Excerpt from a dataset
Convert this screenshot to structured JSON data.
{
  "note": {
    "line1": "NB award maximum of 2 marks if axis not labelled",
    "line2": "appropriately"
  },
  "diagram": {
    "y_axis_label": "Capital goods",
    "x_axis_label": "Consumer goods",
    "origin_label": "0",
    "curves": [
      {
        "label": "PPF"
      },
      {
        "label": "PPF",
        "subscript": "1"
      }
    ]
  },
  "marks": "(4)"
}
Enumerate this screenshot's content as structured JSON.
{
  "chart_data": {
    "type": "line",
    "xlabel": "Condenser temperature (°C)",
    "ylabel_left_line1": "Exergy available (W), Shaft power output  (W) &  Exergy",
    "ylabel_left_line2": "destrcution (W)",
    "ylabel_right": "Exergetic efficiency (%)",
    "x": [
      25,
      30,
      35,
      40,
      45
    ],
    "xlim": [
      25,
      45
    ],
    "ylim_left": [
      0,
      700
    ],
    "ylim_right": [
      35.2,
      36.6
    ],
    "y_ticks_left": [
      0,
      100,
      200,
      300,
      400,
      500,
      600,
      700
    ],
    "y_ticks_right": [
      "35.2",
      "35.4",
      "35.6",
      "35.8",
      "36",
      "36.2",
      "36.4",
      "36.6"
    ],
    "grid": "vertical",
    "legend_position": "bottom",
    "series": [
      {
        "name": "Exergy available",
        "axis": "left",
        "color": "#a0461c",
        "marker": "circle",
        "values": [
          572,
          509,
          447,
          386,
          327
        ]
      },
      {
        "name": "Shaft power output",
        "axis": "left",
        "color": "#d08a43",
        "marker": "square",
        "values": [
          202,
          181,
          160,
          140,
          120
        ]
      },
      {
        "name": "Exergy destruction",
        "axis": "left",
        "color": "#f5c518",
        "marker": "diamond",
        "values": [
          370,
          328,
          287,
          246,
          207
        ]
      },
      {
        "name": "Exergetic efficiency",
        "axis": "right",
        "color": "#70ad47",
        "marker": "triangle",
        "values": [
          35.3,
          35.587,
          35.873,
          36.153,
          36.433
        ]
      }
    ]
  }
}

> [Task description]:
Every line of the data above should be reproduced word for word.

> [Written solution]:
Convert this screenshot to structured JSON data.
{
  "note": {
    "line1": "NB award maximum of 2 marks if axis not labelled",
    "line2": "appropriately"
  },
  "diagram": {
    "y_axis_label": "Capital goods",
    "x_axis_label": "Consumer goods",
    "origin_label": "0",
    "curves": [
      {
        "label": "PPF"
      },
      {
        "label": "PPF",
        "subscript": "1"
      }
    ]
  },
  "marks": "(4)"
}
Enumerate this screenshot's content as structured JSON.
{
  "chart_data": {
    "type": "line",
    "xlabel": "Condenser temperature (°C)",
    "ylabel_left_line1": "Exergy available (W), Shaft power output  (W) &  Exergy",
    "ylabel_left_line2": "destrcution (W)",
    "ylabel_right": "Exergetic efficiency (%)",
    "x": [
      25,
      30,
      35,
      40,
      45
    ],
    "xlim": [
      25,
      45
    ],
    "ylim_left": [
      0,
      700
    ],
    "ylim_right": [
      35.2,
      36.6
    ],
    "y_ticks_left": [
      0,
      100,
      200,
      300,
      400,
      500,
      600,
      700
    ],
    "y_ticks_right": [
      "35.2",
      "35.4",
      "35.6",
      "35.8",
      "36",
      "36.2",
      "36.4",
      "36.6"
    ],
    "grid": "vertical",
    "legend_position": "bottom",
    "series": [
      {
        "name": "Exergy available",
        "axis": "left",
        "color": "#a0461c",
        "marker": "circle",
        "values": [
          572,
          509,
          447,
          386,
          327
        ]
      },
      {
        "name": "Shaft power output",
        "axis": "left",
        "color": "#d08a43",
        "marker": "square",
        "values": [
          202,
          181,
          160,
          140,
          120
        ]
      },
      {
        "name": "Exergy destruction",
        "axis": "left",
        "color": "#f5c518",
        "marker": "diamond",
        "values": [
          370,
          328,
          287,
          246,
          207
        ]
      },
      {
        "name": "Exergetic efficiency",
        "axis": "right",
        "color": "#70ad47",
        "marker": "triangle",
        "values": [
          35.3,
          35.587,
          35.873,
          36.153,
          36.433
        ]
      }
    ]
  }
}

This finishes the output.